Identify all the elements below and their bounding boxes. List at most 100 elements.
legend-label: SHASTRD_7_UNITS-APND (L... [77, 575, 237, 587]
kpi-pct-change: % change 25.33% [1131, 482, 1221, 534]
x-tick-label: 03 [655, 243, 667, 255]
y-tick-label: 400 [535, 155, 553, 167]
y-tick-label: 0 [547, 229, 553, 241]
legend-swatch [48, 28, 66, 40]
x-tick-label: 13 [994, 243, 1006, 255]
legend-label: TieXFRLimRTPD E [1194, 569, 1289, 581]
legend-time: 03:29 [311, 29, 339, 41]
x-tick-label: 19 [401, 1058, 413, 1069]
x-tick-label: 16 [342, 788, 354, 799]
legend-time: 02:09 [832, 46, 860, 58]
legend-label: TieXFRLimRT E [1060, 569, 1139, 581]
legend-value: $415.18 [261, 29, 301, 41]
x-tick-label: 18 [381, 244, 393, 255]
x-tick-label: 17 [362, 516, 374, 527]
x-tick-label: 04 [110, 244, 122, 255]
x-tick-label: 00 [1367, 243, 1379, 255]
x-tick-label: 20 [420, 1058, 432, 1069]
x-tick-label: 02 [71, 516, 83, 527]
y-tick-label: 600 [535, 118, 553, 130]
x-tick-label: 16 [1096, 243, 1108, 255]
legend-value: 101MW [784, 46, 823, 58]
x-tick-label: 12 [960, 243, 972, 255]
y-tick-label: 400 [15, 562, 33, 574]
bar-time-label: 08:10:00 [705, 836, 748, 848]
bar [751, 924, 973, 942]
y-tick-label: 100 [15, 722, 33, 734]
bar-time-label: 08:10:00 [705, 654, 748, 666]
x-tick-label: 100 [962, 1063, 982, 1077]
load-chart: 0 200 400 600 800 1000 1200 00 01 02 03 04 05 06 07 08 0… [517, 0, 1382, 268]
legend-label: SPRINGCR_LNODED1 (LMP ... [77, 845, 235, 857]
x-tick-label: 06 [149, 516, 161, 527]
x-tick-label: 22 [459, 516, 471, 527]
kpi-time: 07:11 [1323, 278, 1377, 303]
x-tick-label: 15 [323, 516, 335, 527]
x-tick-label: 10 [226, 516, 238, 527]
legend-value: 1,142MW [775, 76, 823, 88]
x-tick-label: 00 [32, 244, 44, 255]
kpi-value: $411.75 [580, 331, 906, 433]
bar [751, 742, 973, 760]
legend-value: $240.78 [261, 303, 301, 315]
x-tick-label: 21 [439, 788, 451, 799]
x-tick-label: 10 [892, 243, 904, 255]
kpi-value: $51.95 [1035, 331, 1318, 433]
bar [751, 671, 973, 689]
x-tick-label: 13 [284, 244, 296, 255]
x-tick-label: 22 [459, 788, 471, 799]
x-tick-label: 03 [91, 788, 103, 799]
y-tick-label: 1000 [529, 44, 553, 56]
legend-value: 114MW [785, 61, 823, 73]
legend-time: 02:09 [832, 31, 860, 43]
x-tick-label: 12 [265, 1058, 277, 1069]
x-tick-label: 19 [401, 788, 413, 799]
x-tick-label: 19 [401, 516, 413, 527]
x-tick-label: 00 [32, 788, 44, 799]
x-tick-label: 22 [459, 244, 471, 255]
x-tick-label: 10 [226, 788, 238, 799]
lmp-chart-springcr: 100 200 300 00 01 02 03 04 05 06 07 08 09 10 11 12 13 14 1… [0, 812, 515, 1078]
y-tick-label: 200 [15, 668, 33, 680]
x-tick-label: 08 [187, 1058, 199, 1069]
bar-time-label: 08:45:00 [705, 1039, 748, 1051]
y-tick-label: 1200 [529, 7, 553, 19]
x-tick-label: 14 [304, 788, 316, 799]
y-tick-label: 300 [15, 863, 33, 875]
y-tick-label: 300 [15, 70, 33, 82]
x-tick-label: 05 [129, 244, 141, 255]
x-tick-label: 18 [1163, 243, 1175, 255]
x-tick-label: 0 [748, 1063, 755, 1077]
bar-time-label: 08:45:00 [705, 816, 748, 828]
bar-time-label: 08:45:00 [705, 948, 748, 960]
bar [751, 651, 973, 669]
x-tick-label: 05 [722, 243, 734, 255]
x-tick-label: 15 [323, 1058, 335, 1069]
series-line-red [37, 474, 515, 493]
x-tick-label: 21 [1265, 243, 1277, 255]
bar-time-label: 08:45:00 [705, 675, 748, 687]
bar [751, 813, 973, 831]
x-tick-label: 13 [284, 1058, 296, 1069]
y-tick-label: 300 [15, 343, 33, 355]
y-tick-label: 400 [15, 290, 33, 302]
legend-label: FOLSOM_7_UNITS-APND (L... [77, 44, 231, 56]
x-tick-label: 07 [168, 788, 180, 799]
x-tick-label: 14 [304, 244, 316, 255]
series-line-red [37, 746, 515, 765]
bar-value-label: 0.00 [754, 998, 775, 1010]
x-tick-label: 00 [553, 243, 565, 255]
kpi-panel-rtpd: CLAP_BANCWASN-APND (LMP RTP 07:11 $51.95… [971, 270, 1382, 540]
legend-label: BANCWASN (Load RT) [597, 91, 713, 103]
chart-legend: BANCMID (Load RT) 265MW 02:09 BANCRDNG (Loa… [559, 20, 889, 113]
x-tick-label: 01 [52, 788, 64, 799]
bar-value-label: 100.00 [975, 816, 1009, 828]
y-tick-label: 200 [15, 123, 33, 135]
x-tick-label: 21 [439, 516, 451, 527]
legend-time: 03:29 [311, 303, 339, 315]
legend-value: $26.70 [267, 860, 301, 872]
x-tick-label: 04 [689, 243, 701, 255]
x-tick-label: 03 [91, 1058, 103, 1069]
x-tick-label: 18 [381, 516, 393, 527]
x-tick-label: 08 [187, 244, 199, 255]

> **Exercise**
Reproduce all of the material above, line for line and without any changes.

> **Result of the task**
Identify all the elements below and their bounding boxes. List at most 100 elements.
legend-label: SHASTRD_7_UNITS-APND (L... [77, 575, 237, 587]
kpi-pct-change: % change 25.33% [1131, 482, 1221, 534]
x-tick-label: 03 [655, 243, 667, 255]
y-tick-label: 400 [535, 155, 553, 167]
y-tick-label: 0 [547, 229, 553, 241]
legend-swatch [48, 28, 66, 40]
x-tick-label: 13 [994, 243, 1006, 255]
legend-label: TieXFRLimRTPD E [1194, 569, 1289, 581]
legend-time: 03:29 [311, 29, 339, 41]
x-tick-label: 19 [401, 1058, 413, 1069]
x-tick-label: 16 [342, 788, 354, 799]
legend-time: 02:09 [832, 46, 860, 58]
legend-label: TieXFRLimRT E [1060, 569, 1139, 581]
legend-value: $415.18 [261, 29, 301, 41]
x-tick-label: 18 [381, 244, 393, 255]
x-tick-label: 17 [362, 516, 374, 527]
x-tick-label: 04 [110, 244, 122, 255]
x-tick-label: 00 [1367, 243, 1379, 255]
x-tick-label: 20 [420, 1058, 432, 1069]
x-tick-label: 02 [71, 516, 83, 527]
y-tick-label: 600 [535, 118, 553, 130]
x-tick-label: 16 [1096, 243, 1108, 255]
legend-value: 101MW [784, 46, 823, 58]
x-tick-label: 12 [960, 243, 972, 255]
y-tick-label: 400 [15, 562, 33, 574]
bar-time-label: 08:10:00 [705, 836, 748, 848]
bar [751, 924, 973, 942]
y-tick-label: 100 [15, 722, 33, 734]
bar-time-label: 08:10:00 [705, 654, 748, 666]
x-tick-label: 100 [962, 1063, 982, 1077]
load-chart: 0 200 400 600 800 1000 1200 00 01 02 03 04 05 06 07 08 0… [517, 0, 1382, 268]
legend-label: SPRINGCR_LNODED1 (LMP ... [77, 845, 235, 857]
x-tick-label: 06 [149, 516, 161, 527]
x-tick-label: 22 [459, 516, 471, 527]
kpi-time: 07:11 [1323, 278, 1377, 303]
x-tick-label: 15 [323, 516, 335, 527]
x-tick-label: 10 [226, 516, 238, 527]
legend-value: 1,142MW [775, 76, 823, 88]
x-tick-label: 00 [32, 244, 44, 255]
kpi-value: $411.75 [580, 331, 906, 433]
bar [751, 742, 973, 760]
legend-value: $240.78 [261, 303, 301, 315]
x-tick-label: 21 [439, 788, 451, 799]
x-tick-label: 10 [892, 243, 904, 255]
kpi-value: $51.95 [1035, 331, 1318, 433]
bar [751, 671, 973, 689]
x-tick-label: 13 [284, 244, 296, 255]
x-tick-label: 22 [459, 788, 471, 799]
x-tick-label: 03 [91, 788, 103, 799]
y-tick-label: 1000 [529, 44, 553, 56]
legend-value: 114MW [785, 61, 823, 73]
legend-time: 02:09 [832, 31, 860, 43]
x-tick-label: 12 [265, 1058, 277, 1069]
x-tick-label: 19 [401, 788, 413, 799]
x-tick-label: 19 [401, 516, 413, 527]
x-tick-label: 00 [32, 788, 44, 799]
x-tick-label: 22 [459, 244, 471, 255]
x-tick-label: 10 [226, 788, 238, 799]
lmp-chart-springcr: 100 200 300 00 01 02 03 04 05 06 07 08 09 10 11 12 13 14 1… [0, 812, 515, 1078]
y-tick-label: 200 [15, 668, 33, 680]
x-tick-label: 08 [187, 1058, 199, 1069]
bar-time-label: 08:45:00 [705, 1039, 748, 1051]
y-tick-label: 1200 [529, 7, 553, 19]
x-tick-label: 14 [304, 788, 316, 799]
y-tick-label: 300 [15, 863, 33, 875]
y-tick-label: 300 [15, 70, 33, 82]
x-tick-label: 05 [129, 244, 141, 255]
x-tick-label: 18 [1163, 243, 1175, 255]
x-tick-label: 0 [748, 1063, 755, 1077]
bar-time-label: 08:45:00 [705, 816, 748, 828]
bar-time-label: 08:45:00 [705, 948, 748, 960]
bar [751, 651, 973, 669]
x-tick-label: 05 [722, 243, 734, 255]
x-tick-label: 15 [323, 1058, 335, 1069]
series-line-red [37, 474, 515, 493]
x-tick-label: 21 [1265, 243, 1277, 255]
bar-time-label: 08:45:00 [705, 675, 748, 687]
bar [751, 813, 973, 831]
x-tick-label: 13 [284, 1058, 296, 1069]
y-tick-label: 300 [15, 343, 33, 355]
y-tick-label: 400 [15, 290, 33, 302]
legend-label: FOLSOM_7_UNITS-APND (L... [77, 44, 231, 56]
x-tick-label: 07 [168, 788, 180, 799]
x-tick-label: 14 [304, 244, 316, 255]
series-line-red [37, 746, 515, 765]
bar-value-label: 0.00 [754, 998, 775, 1010]
x-tick-label: 00 [553, 243, 565, 255]
kpi-panel-rtpd: CLAP_BANCWASN-APND (LMP RTP 07:11 $51.95… [971, 270, 1382, 540]
legend-label: BANCWASN (Load RT) [597, 91, 713, 103]
chart-legend: BANCMID (Load RT) 265MW 02:09 BANCRDNG (Loa… [559, 20, 889, 113]
x-tick-label: 01 [52, 788, 64, 799]
bar-value-label: 100.00 [975, 816, 1009, 828]
y-tick-label: 200 [15, 123, 33, 135]
x-tick-label: 21 [439, 516, 451, 527]
legend-time: 03:29 [311, 303, 339, 315]
legend-value: $26.70 [267, 860, 301, 872]
x-tick-label: 04 [689, 243, 701, 255]
x-tick-label: 03 [91, 1058, 103, 1069]
x-tick-label: 18 [381, 516, 393, 527]
x-tick-label: 08 [187, 244, 199, 255]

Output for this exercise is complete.